● **Work to do**:
Pick out every line holding the string "monitor" and copy it.

[Begin]

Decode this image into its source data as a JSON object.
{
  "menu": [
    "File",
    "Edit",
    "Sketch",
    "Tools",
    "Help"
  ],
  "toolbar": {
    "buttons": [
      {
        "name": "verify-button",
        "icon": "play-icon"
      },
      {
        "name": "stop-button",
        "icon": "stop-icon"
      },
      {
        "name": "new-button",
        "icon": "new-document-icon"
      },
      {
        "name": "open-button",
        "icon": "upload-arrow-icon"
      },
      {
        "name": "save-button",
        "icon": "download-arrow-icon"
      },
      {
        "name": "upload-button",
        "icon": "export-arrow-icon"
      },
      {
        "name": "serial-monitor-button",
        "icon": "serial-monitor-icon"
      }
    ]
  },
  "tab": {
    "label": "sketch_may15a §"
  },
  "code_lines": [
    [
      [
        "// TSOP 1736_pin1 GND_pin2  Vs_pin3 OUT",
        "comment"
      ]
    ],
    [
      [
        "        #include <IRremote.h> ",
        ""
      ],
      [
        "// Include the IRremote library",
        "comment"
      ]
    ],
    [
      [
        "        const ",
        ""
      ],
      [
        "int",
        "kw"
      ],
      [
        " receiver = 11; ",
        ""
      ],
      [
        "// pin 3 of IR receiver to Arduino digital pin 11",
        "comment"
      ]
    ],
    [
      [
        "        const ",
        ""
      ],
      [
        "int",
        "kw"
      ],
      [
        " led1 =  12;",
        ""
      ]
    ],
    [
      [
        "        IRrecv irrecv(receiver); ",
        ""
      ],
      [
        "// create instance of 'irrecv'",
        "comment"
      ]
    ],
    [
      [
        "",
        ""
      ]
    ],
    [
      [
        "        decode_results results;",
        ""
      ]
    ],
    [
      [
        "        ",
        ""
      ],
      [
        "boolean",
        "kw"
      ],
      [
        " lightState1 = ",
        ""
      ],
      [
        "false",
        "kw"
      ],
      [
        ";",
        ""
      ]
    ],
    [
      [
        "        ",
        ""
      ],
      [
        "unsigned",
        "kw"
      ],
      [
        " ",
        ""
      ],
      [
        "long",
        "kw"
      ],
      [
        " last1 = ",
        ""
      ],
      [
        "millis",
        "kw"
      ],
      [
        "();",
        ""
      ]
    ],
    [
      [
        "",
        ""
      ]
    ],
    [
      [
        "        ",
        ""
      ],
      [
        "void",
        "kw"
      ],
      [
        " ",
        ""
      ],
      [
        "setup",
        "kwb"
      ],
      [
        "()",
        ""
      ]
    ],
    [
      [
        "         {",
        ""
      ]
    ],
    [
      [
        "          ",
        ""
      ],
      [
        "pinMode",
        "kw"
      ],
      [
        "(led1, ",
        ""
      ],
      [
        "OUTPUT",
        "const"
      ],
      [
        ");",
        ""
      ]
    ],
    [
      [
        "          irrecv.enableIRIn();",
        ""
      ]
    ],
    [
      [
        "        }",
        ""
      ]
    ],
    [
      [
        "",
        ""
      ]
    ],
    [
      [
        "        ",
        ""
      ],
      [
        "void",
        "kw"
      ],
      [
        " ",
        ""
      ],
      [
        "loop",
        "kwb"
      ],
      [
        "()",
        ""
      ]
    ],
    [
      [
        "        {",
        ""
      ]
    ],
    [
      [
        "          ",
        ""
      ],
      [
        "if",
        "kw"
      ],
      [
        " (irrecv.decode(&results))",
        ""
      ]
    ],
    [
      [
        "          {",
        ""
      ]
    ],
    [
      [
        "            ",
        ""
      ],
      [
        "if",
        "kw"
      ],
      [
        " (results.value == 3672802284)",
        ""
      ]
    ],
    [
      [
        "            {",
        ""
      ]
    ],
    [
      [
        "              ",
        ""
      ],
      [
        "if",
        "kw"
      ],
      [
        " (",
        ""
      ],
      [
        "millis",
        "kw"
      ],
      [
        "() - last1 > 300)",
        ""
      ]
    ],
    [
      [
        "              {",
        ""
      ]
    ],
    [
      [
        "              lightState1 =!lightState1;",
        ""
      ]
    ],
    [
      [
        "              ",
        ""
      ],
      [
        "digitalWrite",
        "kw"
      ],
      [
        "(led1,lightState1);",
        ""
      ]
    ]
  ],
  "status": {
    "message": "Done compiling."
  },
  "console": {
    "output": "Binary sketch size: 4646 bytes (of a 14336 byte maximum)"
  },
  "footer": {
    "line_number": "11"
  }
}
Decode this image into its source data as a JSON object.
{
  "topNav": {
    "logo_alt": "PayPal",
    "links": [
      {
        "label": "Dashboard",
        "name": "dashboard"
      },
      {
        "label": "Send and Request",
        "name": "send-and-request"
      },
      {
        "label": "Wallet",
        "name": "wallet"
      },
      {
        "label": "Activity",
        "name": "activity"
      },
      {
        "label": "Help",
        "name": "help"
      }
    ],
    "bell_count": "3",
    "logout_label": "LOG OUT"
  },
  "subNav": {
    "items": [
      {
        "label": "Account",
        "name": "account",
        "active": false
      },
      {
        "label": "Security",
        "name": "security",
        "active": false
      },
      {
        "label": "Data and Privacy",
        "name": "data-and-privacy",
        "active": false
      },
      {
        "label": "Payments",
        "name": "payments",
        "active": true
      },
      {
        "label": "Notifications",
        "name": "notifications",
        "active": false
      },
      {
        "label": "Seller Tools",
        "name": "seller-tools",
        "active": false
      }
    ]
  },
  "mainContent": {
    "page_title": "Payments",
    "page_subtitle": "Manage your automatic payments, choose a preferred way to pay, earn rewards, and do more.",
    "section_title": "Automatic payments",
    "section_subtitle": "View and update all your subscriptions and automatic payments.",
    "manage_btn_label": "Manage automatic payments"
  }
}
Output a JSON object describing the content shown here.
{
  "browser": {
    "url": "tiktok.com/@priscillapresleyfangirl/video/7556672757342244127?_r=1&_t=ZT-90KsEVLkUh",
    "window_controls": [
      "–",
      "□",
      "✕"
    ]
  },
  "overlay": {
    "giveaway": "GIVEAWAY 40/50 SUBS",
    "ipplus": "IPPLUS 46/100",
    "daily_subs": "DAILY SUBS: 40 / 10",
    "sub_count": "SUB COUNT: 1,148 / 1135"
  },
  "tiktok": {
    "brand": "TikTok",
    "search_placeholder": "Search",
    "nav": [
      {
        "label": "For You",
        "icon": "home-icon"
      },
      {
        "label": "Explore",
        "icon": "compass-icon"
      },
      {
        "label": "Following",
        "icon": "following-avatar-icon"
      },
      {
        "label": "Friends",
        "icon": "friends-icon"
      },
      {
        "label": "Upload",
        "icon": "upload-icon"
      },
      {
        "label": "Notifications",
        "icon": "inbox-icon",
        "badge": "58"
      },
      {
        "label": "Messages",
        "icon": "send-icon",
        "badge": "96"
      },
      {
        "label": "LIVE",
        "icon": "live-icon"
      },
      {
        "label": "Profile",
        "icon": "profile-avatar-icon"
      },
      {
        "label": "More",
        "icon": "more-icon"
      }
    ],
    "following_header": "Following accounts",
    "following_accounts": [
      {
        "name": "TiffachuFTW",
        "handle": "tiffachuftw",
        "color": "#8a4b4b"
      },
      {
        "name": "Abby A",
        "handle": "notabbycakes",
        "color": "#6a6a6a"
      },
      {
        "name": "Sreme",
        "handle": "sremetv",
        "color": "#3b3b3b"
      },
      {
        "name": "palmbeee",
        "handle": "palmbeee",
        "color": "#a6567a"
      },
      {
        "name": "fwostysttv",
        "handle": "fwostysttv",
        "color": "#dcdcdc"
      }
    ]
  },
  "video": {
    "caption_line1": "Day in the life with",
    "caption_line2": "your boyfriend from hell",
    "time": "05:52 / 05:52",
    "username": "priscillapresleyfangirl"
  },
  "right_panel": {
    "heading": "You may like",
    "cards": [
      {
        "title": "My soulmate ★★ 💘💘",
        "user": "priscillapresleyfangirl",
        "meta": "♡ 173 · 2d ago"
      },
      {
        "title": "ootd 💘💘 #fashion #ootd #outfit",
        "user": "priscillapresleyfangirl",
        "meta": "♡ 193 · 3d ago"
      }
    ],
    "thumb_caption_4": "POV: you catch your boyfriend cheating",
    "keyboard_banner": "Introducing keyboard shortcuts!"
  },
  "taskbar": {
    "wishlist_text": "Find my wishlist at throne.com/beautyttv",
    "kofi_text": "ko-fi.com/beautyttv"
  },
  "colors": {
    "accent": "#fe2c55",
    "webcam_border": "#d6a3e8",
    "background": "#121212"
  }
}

[End]

● **Task answer**:
        "name": "serial-monitor-button",
        "icon": "serial-monitor-icon"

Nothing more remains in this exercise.